— Your objective —
Give the count of lines holding the string "label" and nothing else.

— Material for this task —
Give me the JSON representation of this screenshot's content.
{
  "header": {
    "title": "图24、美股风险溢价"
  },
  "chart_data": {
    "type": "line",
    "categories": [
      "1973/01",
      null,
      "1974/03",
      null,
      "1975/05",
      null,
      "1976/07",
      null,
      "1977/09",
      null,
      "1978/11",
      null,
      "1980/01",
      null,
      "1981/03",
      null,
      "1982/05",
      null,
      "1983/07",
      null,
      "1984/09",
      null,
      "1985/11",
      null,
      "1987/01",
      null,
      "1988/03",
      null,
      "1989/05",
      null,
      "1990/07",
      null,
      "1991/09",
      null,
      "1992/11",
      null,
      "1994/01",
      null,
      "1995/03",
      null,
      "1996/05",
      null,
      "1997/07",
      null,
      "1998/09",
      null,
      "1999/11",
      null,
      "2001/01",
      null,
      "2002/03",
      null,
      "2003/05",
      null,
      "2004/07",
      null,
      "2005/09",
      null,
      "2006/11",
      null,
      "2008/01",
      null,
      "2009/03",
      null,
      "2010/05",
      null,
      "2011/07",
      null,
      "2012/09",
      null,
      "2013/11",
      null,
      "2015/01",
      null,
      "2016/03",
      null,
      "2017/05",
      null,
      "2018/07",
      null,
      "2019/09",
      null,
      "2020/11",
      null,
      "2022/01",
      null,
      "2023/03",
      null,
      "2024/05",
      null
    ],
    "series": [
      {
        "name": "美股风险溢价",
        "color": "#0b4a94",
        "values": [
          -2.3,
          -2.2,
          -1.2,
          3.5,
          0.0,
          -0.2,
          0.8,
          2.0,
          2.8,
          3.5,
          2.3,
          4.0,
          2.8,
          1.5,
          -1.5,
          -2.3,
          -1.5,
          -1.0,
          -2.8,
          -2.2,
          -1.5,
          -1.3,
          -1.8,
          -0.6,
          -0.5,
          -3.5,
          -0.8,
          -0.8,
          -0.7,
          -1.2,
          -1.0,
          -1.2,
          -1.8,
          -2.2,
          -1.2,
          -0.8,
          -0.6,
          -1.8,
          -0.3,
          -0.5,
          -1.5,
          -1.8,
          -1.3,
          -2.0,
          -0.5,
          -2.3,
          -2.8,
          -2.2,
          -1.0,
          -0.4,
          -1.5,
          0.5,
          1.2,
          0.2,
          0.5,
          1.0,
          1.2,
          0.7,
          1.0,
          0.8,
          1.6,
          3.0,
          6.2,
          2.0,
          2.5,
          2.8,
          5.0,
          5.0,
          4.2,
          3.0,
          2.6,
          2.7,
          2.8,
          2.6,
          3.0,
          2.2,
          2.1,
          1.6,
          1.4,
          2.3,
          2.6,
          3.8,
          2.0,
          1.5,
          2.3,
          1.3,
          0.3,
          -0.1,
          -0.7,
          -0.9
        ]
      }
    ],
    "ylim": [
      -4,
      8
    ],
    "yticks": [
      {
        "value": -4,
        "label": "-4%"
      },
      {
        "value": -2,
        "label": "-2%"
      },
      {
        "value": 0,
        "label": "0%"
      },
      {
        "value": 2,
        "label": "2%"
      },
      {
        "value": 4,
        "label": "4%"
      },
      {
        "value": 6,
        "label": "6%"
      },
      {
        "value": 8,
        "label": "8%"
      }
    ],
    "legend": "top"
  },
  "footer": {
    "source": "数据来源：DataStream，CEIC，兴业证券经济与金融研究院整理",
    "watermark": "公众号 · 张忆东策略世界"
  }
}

— Written reply —
7